The entries below should be output exactly as written.

Dataset items
——————

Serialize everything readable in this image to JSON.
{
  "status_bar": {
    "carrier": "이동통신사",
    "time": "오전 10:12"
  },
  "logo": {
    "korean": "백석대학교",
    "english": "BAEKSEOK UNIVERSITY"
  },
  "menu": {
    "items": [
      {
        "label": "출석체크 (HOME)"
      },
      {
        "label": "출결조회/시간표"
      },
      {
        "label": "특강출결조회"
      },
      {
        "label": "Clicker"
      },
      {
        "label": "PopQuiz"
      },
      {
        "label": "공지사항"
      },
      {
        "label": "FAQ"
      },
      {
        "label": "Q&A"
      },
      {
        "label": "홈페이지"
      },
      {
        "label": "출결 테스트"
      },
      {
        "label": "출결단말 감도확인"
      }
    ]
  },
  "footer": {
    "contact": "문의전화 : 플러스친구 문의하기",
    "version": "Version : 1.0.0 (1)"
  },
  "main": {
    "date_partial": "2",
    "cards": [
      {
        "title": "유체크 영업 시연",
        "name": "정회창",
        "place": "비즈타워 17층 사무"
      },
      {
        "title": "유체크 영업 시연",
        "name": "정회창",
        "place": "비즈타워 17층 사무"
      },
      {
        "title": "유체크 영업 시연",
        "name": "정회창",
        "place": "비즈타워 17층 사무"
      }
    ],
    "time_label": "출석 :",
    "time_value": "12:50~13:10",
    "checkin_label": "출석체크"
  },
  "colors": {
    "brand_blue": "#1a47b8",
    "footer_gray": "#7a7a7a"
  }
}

——————

Solution for this task
Serialize everything readable in this image to JSON.
{
  "status_bar": {
    "carrier": "이동통신사",
    "time": "오전 10:12"
  },
  "logo": {
    "korean": "백석대학교",
    "english": "BAEKSEOK UNIVERSITY"
  },
  "menu": {
    "items": [
      {
        "label": "출석체크 (HOME)"
      },
      {
        "label": "출결조회/시간표"
      },
      {
        "label": "특강출결조회"
      },
      {
        "label": "Clicker"
      },
      {
        "label": "PopQuiz"
      },
      {
        "label": "공지사항"
      },
      {
        "label": "FAQ"
      },
      {
        "label": "Q&A"
      },
      {
        "label": "홈페이지"
      },
      {
        "label": "출결 테스트"
      },
      {
        "label": "출결단말 감도확인"
      }
    ]
  },
  "footer": {
    "contact": "문의전화 : 플러스친구 문의하기",
    "version": "Version : 1.0.0 (1)"
  },
  "main": {
    "date_partial": "2",
    "cards": [
      {
        "title": "유체크 영업 시연",
        "name": "정회창",
        "place": "비즈타워 17층 사무"
      },
      {
        "title": "유체크 영업 시연",
        "name": "정회창",
        "place": "비즈타워 17층 사무"
      },
      {
        "title": "유체크 영업 시연",
        "name": "정회창",
        "place": "비즈타워 17층 사무"
      }
    ],
    "time_label": "출석 :",
    "time_value": "12:50~13:10",
    "checkin_label": "출석체크"
  },
  "colors": {
    "brand_blue": "#1a47b8",
    "footer_gray": "#7a7a7a"
  }
}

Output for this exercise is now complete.